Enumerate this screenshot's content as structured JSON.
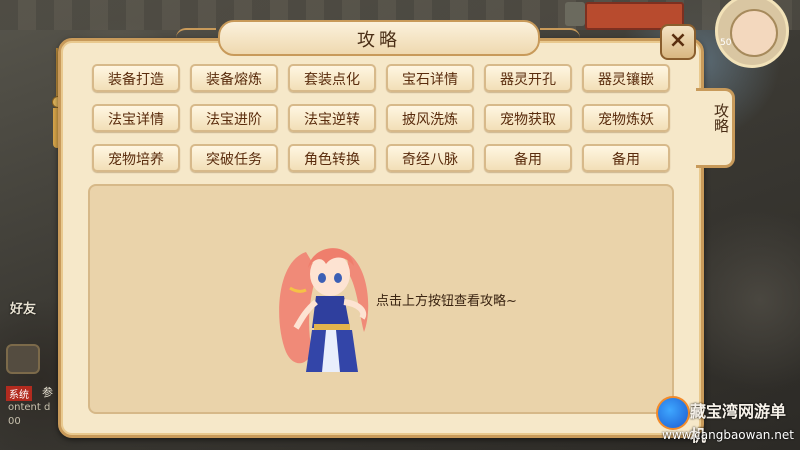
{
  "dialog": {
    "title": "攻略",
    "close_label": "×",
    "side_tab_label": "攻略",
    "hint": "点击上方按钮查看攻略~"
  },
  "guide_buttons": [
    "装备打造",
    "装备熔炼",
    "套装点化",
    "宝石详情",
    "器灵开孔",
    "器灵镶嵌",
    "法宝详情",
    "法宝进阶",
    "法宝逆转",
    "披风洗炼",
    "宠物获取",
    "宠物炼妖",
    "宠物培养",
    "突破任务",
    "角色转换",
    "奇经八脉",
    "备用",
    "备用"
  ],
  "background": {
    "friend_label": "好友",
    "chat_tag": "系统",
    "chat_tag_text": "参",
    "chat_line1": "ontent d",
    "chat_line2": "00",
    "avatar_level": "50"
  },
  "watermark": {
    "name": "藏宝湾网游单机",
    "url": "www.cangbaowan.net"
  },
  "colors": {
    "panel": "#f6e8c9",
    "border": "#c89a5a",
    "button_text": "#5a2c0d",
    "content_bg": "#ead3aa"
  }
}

* * *

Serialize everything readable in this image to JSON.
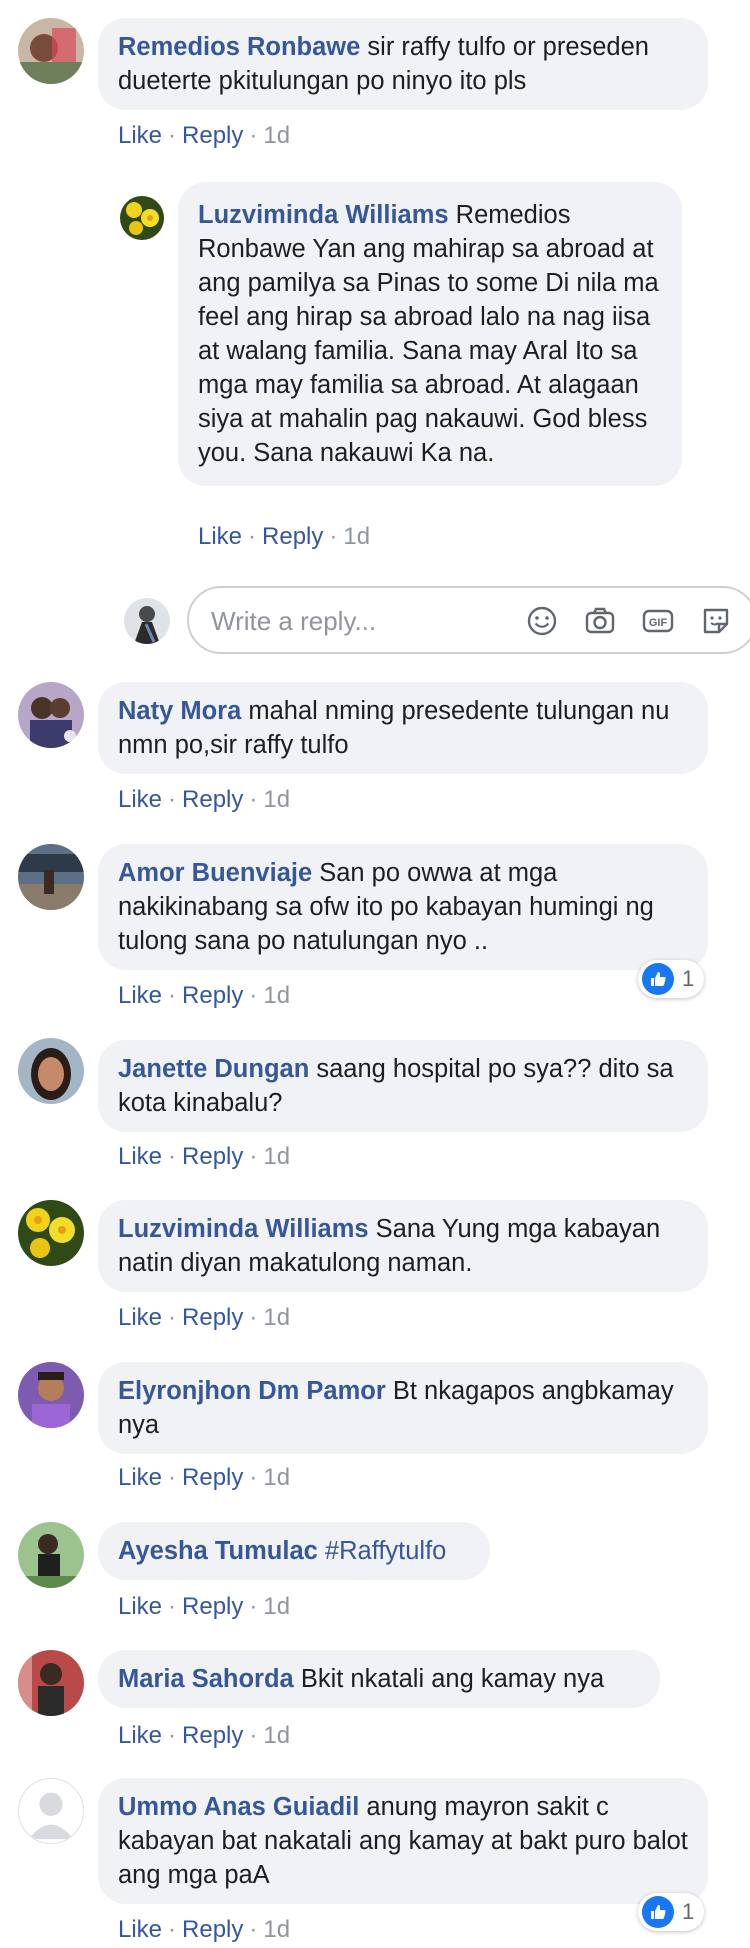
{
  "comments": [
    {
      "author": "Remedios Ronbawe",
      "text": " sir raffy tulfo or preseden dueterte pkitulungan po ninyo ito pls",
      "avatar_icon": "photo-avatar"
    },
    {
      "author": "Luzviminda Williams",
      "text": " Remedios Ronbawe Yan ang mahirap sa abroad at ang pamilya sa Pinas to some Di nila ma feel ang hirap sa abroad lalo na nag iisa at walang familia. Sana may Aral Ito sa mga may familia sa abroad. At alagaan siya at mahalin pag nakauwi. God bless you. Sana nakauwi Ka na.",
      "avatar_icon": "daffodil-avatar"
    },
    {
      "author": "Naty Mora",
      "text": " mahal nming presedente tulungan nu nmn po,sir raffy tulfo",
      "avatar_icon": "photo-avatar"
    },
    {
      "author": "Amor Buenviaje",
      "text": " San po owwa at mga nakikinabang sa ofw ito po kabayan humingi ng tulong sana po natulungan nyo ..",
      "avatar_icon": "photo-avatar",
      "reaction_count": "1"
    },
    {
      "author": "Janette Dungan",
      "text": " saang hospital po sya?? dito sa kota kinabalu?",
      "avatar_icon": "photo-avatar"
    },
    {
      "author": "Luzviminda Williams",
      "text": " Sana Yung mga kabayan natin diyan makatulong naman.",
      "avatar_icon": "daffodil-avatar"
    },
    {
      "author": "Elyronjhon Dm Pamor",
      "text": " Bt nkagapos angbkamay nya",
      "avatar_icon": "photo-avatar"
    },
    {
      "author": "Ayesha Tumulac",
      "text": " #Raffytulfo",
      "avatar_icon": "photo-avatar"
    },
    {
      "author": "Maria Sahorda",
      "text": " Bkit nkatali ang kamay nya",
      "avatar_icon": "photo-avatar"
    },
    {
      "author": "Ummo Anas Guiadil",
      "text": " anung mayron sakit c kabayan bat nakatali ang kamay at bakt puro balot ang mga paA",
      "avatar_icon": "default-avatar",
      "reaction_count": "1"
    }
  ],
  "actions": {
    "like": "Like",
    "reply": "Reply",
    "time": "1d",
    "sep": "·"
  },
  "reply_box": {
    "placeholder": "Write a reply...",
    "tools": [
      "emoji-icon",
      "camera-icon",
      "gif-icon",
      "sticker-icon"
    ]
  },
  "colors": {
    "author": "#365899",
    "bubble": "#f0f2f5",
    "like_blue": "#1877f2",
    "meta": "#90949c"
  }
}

● Given exercise:
Count every line bearing the word "JSON"; report the total only.

● Exercise result:
2